* _JOB_: Update the lines from the one with "Patent image size: (561, 421)." to the one with "The connecting plate 45 is at (253, 124)." by changing "surface plate" to "reference plate", and reproduce only those lines with nothing else altered.

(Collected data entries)
+ + +

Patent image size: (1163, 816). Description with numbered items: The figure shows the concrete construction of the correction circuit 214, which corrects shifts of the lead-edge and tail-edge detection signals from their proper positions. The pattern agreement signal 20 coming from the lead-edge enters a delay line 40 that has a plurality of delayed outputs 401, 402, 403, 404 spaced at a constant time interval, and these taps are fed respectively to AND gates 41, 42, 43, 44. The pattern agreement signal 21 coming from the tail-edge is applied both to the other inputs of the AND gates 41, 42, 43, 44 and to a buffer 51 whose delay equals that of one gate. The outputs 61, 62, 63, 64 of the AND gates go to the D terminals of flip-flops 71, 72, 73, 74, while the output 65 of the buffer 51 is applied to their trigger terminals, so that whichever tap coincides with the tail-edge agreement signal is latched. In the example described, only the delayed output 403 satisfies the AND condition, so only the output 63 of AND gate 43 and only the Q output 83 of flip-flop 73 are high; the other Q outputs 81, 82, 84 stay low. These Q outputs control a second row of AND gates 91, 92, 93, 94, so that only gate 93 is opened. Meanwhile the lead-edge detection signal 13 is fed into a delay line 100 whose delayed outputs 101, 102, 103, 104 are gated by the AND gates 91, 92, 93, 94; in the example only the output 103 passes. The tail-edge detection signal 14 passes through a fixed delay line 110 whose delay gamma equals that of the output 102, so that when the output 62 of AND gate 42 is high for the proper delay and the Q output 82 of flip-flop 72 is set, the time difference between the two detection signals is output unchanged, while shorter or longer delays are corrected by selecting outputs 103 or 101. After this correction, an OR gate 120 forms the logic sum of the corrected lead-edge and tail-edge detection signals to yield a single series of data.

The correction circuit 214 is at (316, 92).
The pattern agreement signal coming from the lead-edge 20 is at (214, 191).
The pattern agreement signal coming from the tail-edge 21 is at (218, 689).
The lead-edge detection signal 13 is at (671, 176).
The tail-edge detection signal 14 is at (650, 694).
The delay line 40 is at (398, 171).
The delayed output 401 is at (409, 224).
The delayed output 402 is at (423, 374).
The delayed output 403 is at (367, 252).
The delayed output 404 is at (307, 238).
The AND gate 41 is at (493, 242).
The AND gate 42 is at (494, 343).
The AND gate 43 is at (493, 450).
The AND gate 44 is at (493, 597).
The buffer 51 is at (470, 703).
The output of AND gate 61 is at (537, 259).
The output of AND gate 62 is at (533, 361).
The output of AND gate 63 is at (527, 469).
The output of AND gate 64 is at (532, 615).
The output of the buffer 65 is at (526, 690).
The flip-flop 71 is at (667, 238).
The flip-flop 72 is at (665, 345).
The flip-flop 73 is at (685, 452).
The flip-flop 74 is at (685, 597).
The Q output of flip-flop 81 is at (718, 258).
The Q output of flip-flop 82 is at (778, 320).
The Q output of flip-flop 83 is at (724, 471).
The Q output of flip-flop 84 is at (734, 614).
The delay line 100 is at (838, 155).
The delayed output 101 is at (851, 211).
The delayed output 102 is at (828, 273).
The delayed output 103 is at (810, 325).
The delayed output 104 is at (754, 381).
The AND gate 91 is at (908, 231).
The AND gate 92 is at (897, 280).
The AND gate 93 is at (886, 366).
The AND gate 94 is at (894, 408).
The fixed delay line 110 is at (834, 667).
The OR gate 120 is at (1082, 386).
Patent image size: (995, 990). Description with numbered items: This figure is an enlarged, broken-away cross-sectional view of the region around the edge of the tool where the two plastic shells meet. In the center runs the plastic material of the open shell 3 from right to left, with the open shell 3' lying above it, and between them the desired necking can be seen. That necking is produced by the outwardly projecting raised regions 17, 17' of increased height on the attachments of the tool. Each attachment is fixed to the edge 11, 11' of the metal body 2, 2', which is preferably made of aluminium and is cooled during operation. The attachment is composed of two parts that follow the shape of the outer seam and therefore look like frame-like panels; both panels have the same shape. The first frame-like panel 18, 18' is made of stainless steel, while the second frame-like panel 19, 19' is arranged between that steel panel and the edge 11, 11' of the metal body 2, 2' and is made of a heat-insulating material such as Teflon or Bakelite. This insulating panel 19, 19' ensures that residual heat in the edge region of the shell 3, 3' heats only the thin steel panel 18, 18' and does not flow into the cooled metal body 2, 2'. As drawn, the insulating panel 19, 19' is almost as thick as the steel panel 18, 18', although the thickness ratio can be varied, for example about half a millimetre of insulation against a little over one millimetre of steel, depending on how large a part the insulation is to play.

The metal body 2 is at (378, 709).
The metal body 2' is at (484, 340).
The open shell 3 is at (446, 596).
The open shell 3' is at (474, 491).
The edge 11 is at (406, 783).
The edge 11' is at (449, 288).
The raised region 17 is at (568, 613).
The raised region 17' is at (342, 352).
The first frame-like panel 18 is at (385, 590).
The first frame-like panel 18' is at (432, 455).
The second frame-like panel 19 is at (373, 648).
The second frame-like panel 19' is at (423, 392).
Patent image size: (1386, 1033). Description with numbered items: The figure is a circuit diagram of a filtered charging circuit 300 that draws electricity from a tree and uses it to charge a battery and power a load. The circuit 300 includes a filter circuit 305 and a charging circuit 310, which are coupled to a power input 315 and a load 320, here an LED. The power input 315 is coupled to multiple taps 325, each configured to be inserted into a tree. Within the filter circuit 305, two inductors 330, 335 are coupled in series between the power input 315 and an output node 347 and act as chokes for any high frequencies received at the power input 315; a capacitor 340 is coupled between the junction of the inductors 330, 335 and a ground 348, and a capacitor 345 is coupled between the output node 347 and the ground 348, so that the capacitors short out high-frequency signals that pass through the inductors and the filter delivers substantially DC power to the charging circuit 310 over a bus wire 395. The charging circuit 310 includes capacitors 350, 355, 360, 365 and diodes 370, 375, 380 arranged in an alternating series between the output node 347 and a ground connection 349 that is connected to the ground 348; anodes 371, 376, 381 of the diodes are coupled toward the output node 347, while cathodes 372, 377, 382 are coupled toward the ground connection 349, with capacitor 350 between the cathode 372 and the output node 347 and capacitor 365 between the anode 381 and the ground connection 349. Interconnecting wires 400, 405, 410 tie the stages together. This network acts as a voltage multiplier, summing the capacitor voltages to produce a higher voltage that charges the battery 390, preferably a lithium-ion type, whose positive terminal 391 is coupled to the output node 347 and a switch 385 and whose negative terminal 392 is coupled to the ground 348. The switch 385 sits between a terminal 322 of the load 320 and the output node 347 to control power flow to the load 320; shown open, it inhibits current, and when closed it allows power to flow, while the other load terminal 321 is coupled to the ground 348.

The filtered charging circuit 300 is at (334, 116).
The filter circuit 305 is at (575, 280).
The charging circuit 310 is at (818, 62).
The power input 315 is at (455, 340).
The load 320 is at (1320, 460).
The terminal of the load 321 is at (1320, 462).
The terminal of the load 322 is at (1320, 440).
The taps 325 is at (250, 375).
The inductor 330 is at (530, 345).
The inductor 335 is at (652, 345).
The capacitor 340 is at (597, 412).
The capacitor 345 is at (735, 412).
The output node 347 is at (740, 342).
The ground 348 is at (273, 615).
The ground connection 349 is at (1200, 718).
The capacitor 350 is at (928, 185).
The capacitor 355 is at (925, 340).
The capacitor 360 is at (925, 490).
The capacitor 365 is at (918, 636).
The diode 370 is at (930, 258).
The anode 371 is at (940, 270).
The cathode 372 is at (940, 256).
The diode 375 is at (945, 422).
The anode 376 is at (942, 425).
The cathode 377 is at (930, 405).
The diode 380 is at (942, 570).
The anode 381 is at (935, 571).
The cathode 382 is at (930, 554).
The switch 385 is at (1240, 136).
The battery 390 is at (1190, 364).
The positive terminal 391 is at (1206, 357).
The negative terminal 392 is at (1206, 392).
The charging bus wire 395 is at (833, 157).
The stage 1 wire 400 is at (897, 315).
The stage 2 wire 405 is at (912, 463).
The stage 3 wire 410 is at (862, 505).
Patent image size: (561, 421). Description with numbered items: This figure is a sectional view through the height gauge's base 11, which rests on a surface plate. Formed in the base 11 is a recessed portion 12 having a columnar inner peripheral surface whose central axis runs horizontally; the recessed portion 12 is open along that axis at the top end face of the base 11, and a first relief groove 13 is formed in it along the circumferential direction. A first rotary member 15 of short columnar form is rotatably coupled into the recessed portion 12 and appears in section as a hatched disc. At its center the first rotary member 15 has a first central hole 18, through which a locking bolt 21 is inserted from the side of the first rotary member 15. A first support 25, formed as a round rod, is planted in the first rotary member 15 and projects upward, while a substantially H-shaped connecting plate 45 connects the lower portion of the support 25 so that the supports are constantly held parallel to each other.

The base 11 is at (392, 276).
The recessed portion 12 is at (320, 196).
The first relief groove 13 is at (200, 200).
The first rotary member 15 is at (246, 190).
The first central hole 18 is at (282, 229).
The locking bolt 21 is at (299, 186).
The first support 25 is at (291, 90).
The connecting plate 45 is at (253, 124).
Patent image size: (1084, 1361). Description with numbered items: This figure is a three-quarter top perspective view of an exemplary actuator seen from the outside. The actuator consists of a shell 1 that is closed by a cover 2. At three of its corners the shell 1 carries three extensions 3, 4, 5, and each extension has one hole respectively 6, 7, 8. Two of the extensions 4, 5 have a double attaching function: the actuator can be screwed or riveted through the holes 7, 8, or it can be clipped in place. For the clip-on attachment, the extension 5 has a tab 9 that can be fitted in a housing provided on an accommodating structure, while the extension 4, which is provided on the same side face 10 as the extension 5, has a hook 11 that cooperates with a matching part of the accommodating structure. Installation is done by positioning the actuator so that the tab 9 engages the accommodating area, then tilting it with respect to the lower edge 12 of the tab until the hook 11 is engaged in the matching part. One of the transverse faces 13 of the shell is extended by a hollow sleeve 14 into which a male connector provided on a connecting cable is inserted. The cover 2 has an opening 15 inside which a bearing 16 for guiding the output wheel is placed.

+ + +

* _ANSWER TO THE PROBLEM_:
Patent image size: (561, 421). Description with numbered items: This figure is a sectional view through the height gauge's base 11, which rests on a reference plate. Formed in the base 11 is a recessed portion 12 having a columnar inner peripheral surface whose central axis runs horizontally; the recessed portion 12 is open along that axis at the top end face of the base 11, and a first relief groove 13 is formed in it along the circumferential direction. A first rotary member 15 of short columnar form is rotatably coupled into the recessed portion 12 and appears in section as a hatched disc. At its center the first rotary member 15 has a first central hole 18, through which a locking bolt 21 is inserted from the side of the first rotary member 15. A first support 25, formed as a round rod, is planted in the first rotary member 15 and projects upward, while a substantially H-shaped connecting plate 45 connects the lower portion of the support 25 so that the supports are constantly held parallel to each other.

The base 11 is at (392, 276).
The recessed portion 12 is at (320, 196).
The first relief groove 13 is at (200, 200).
The first rotary member 15 is at (246, 190).
The first central hole 18 is at (282, 229).
The locking bolt 21 is at (299, 186).
The first support 25 is at (291, 90).
The connecting plate 45 is at (253, 124).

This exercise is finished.